▶ _What is required_: Would it be possible to write out each entry below exactly, without the pictures?

+++

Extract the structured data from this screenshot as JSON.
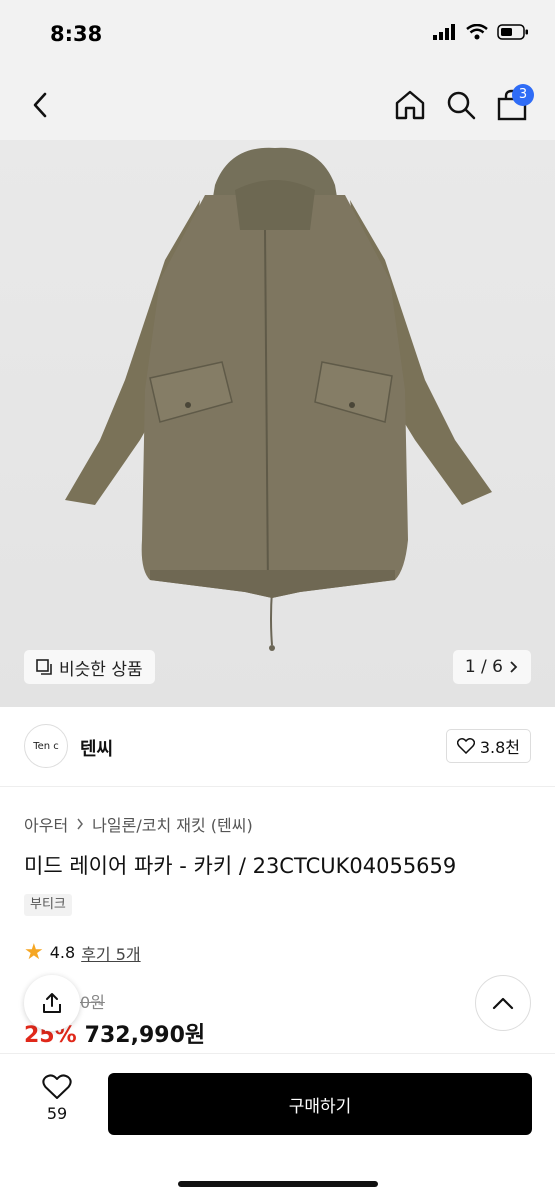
{
  "status": {
    "time": "8:38"
  },
  "nav": {
    "cart_count": "3"
  },
  "hero": {
    "similar_label": "비슷한 상품",
    "page_indicator": "1 / 6"
  },
  "brand": {
    "logo_text": "Ten c",
    "name": "텐씨",
    "likes": "3.8천"
  },
  "breadcrumb": {
    "level1": "아우터",
    "level2": "나일론/코치 재킷 (텐씨)"
  },
  "product": {
    "title": "미드 레이어 파카 - 카키 / 23CTCUK04055659",
    "tag": "부티크",
    "rating": "4.8",
    "review_link": "후기 5개",
    "original_price": "0원",
    "discount": "25%",
    "price": "732,990원"
  },
  "bottom": {
    "wish_count": "59",
    "buy_label": "구매하기"
  },
  "colors": {
    "cart_badge": "#2f6cf6",
    "discount": "#e0281a",
    "star": "#f5a623",
    "jacket": "#7a7258"
  },
  "icons": [
    "back-icon",
    "home-icon",
    "search-icon",
    "bag-icon",
    "similar-icon",
    "chevron-right-icon",
    "heart-icon",
    "star-icon",
    "share-icon",
    "chevron-up-icon"
  ]
}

+++

▶ _Solution_:
Extract the structured data from this screenshot as JSON.
{
  "status": {
    "time": "8:38"
  },
  "nav": {
    "cart_count": "3"
  },
  "hero": {
    "similar_label": "비슷한 상품",
    "page_indicator": "1 / 6"
  },
  "brand": {
    "logo_text": "Ten c",
    "name": "텐씨",
    "likes": "3.8천"
  },
  "breadcrumb": {
    "level1": "아우터",
    "level2": "나일론/코치 재킷 (텐씨)"
  },
  "product": {
    "title": "미드 레이어 파카 - 카키 / 23CTCUK04055659",
    "tag": "부티크",
    "rating": "4.8",
    "review_link": "후기 5개",
    "original_price": "0원",
    "discount": "25%",
    "price": "732,990원"
  },
  "bottom": {
    "wish_count": "59",
    "buy_label": "구매하기"
  },
  "colors": {
    "cart_badge": "#2f6cf6",
    "discount": "#e0281a",
    "star": "#f5a623",
    "jacket": "#7a7258"
  },
  "icons": [
    "back-icon",
    "home-icon",
    "search-icon",
    "bag-icon",
    "similar-icon",
    "chevron-right-icon",
    "heart-icon",
    "star-icon",
    "share-icon",
    "chevron-up-icon"
  ]
}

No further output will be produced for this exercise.